→ **Exercise objective**:
Go through the entries below and retype them exactly, omitting each picture.

Records from a collection
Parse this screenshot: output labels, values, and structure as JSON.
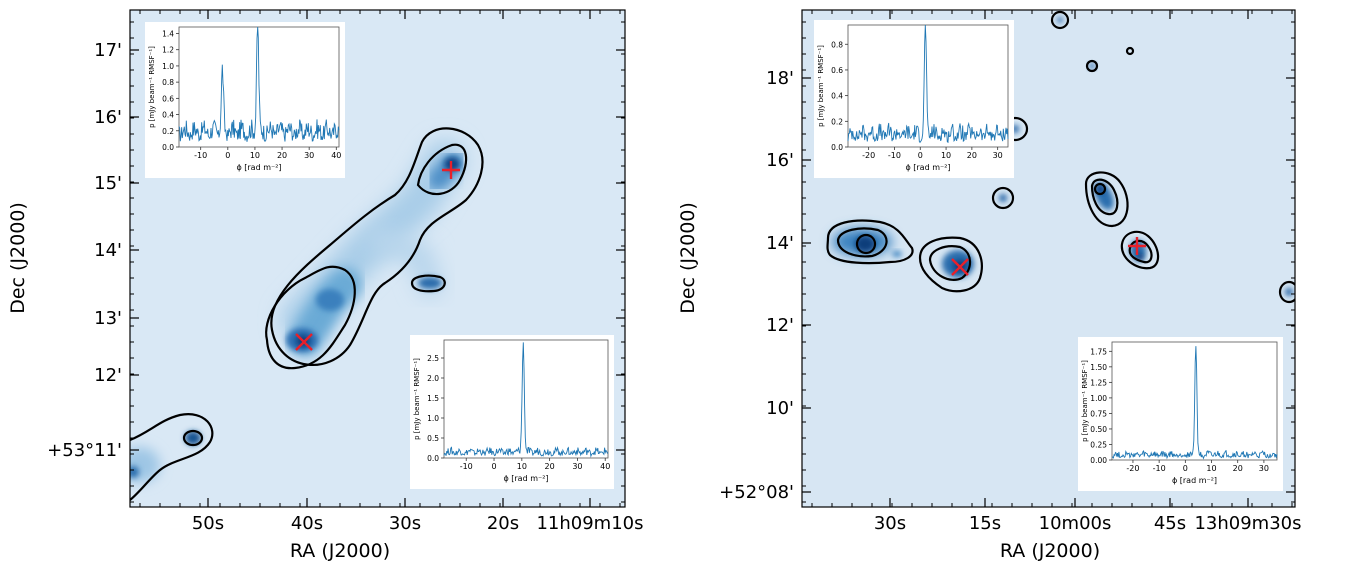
{
  "chart_data": [
    {
      "type": "heatmap",
      "xlabel": "RA (J2000)",
      "ylabel": "Dec (J2000)",
      "x_ticks": [
        "50s",
        "40s",
        "30s",
        "20s",
        "11h09m10s"
      ],
      "y_ticks": [
        "+53°11'",
        "12'",
        "13'",
        "14'",
        "15'",
        "16'",
        "17'"
      ],
      "colormap": "Blues",
      "contour_color": "#000000",
      "markers": [
        {
          "shape": "plus",
          "color": "#e8202a"
        },
        {
          "shape": "cross",
          "color": "#e8202a"
        }
      ],
      "insets": [
        {
          "position": "top-left",
          "type": "line",
          "xlabel": "ϕ [rad m⁻²]",
          "ylabel": "p [mJy beam⁻¹ RMSF⁻¹]",
          "x_ticks": [
            -10,
            0,
            10,
            20,
            30,
            40
          ],
          "y_ticks": [
            0.0,
            0.2,
            0.4,
            0.6,
            0.8,
            1.0,
            1.2,
            1.4
          ],
          "xlim": [
            -18,
            41
          ],
          "ylim": [
            0,
            1.48
          ],
          "peaks": [
            {
              "x": -2,
              "y": 0.75
            },
            {
              "x": 11,
              "y": 1.38
            }
          ],
          "baseline": 0.28,
          "color": "#1f77b4"
        },
        {
          "position": "bottom-right",
          "type": "line",
          "xlabel": "ϕ [rad m⁻²]",
          "ylabel": "p [mJy beam⁻¹ RMSF⁻¹]",
          "x_ticks": [
            -10,
            0,
            10,
            20,
            30,
            40
          ],
          "y_ticks": [
            0.0,
            0.5,
            1.0,
            1.5,
            2.0,
            2.5
          ],
          "xlim": [
            -18,
            41
          ],
          "ylim": [
            0,
            2.95
          ],
          "peaks": [
            {
              "x": 10.5,
              "y": 2.75
            }
          ],
          "baseline": 0.22,
          "color": "#1f77b4"
        }
      ]
    },
    {
      "type": "heatmap",
      "xlabel": "RA (J2000)",
      "ylabel": "Dec (J2000)",
      "x_ticks": [
        "30s",
        "15s",
        "10m00s",
        "45s",
        "13h09m30s"
      ],
      "y_ticks": [
        "+52°08'",
        "10'",
        "12'",
        "14'",
        "16'",
        "18'"
      ],
      "colormap": "Blues",
      "contour_color": "#000000",
      "markers": [
        {
          "shape": "cross",
          "color": "#e8202a"
        },
        {
          "shape": "plus",
          "color": "#e8202a"
        }
      ],
      "insets": [
        {
          "position": "top-left",
          "type": "line",
          "xlabel": "ϕ [rad m⁻²]",
          "ylabel": "p [mJy beam⁻¹ RMSF⁻¹]",
          "x_ticks": [
            -20,
            -10,
            0,
            10,
            20,
            30
          ],
          "y_ticks": [
            0.0,
            0.2,
            0.4,
            0.6,
            0.8
          ],
          "xlim": [
            -28,
            34
          ],
          "ylim": [
            0,
            0.95
          ],
          "peaks": [
            {
              "x": 2,
              "y": 0.88
            }
          ],
          "baseline": 0.15,
          "color": "#1f77b4"
        },
        {
          "position": "bottom-right",
          "type": "line",
          "xlabel": "ϕ [rad m⁻²]",
          "ylabel": "p [mJy beam⁻¹ RMSF⁻¹]",
          "x_ticks": [
            -20,
            -10,
            0,
            10,
            20,
            30
          ],
          "y_ticks": [
            0.0,
            0.25,
            0.5,
            0.75,
            1.0,
            1.25,
            1.5,
            1.75
          ],
          "y_tick_labels": [
            "0.00",
            "0.25",
            "0.50",
            "0.75",
            "1.00",
            "1.25",
            "1.50",
            "1.75"
          ],
          "xlim": [
            -28,
            35
          ],
          "ylim": [
            0,
            1.9
          ],
          "peaks": [
            {
              "x": 4,
              "y": 1.8
            }
          ],
          "baseline": 0.12,
          "color": "#1f77b4"
        }
      ]
    }
  ]
}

→ **Task result**:
Parse this screenshot: output labels, values, and structure as JSON.
{
  "chart_data": [
    {
      "type": "heatmap",
      "xlabel": "RA (J2000)",
      "ylabel": "Dec (J2000)",
      "x_ticks": [
        "50s",
        "40s",
        "30s",
        "20s",
        "11h09m10s"
      ],
      "y_ticks": [
        "+53°11'",
        "12'",
        "13'",
        "14'",
        "15'",
        "16'",
        "17'"
      ],
      "colormap": "Blues",
      "contour_color": "#000000",
      "markers": [
        {
          "shape": "plus",
          "color": "#e8202a"
        },
        {
          "shape": "cross",
          "color": "#e8202a"
        }
      ],
      "insets": [
        {
          "position": "top-left",
          "type": "line",
          "xlabel": "ϕ [rad m⁻²]",
          "ylabel": "p [mJy beam⁻¹ RMSF⁻¹]",
          "x_ticks": [
            -10,
            0,
            10,
            20,
            30,
            40
          ],
          "y_ticks": [
            0.0,
            0.2,
            0.4,
            0.6,
            0.8,
            1.0,
            1.2,
            1.4
          ],
          "xlim": [
            -18,
            41
          ],
          "ylim": [
            0,
            1.48
          ],
          "peaks": [
            {
              "x": -2,
              "y": 0.75
            },
            {
              "x": 11,
              "y": 1.38
            }
          ],
          "baseline": 0.28,
          "color": "#1f77b4"
        },
        {
          "position": "bottom-right",
          "type": "line",
          "xlabel": "ϕ [rad m⁻²]",
          "ylabel": "p [mJy beam⁻¹ RMSF⁻¹]",
          "x_ticks": [
            -10,
            0,
            10,
            20,
            30,
            40
          ],
          "y_ticks": [
            0.0,
            0.5,
            1.0,
            1.5,
            2.0,
            2.5
          ],
          "xlim": [
            -18,
            41
          ],
          "ylim": [
            0,
            2.95
          ],
          "peaks": [
            {
              "x": 10.5,
              "y": 2.75
            }
          ],
          "baseline": 0.22,
          "color": "#1f77b4"
        }
      ]
    },
    {
      "type": "heatmap",
      "xlabel": "RA (J2000)",
      "ylabel": "Dec (J2000)",
      "x_ticks": [
        "30s",
        "15s",
        "10m00s",
        "45s",
        "13h09m30s"
      ],
      "y_ticks": [
        "+52°08'",
        "10'",
        "12'",
        "14'",
        "16'",
        "18'"
      ],
      "colormap": "Blues",
      "contour_color": "#000000",
      "markers": [
        {
          "shape": "cross",
          "color": "#e8202a"
        },
        {
          "shape": "plus",
          "color": "#e8202a"
        }
      ],
      "insets": [
        {
          "position": "top-left",
          "type": "line",
          "xlabel": "ϕ [rad m⁻²]",
          "ylabel": "p [mJy beam⁻¹ RMSF⁻¹]",
          "x_ticks": [
            -20,
            -10,
            0,
            10,
            20,
            30
          ],
          "y_ticks": [
            0.0,
            0.2,
            0.4,
            0.6,
            0.8
          ],
          "xlim": [
            -28,
            34
          ],
          "ylim": [
            0,
            0.95
          ],
          "peaks": [
            {
              "x": 2,
              "y": 0.88
            }
          ],
          "baseline": 0.15,
          "color": "#1f77b4"
        },
        {
          "position": "bottom-right",
          "type": "line",
          "xlabel": "ϕ [rad m⁻²]",
          "ylabel": "p [mJy beam⁻¹ RMSF⁻¹]",
          "x_ticks": [
            -20,
            -10,
            0,
            10,
            20,
            30
          ],
          "y_ticks": [
            0.0,
            0.25,
            0.5,
            0.75,
            1.0,
            1.25,
            1.5,
            1.75
          ],
          "y_tick_labels": [
            "0.00",
            "0.25",
            "0.50",
            "0.75",
            "1.00",
            "1.25",
            "1.50",
            "1.75"
          ],
          "xlim": [
            -28,
            35
          ],
          "ylim": [
            0,
            1.9
          ],
          "peaks": [
            {
              "x": 4,
              "y": 1.8
            }
          ],
          "baseline": 0.12,
          "color": "#1f77b4"
        }
      ]
    }
  ]
}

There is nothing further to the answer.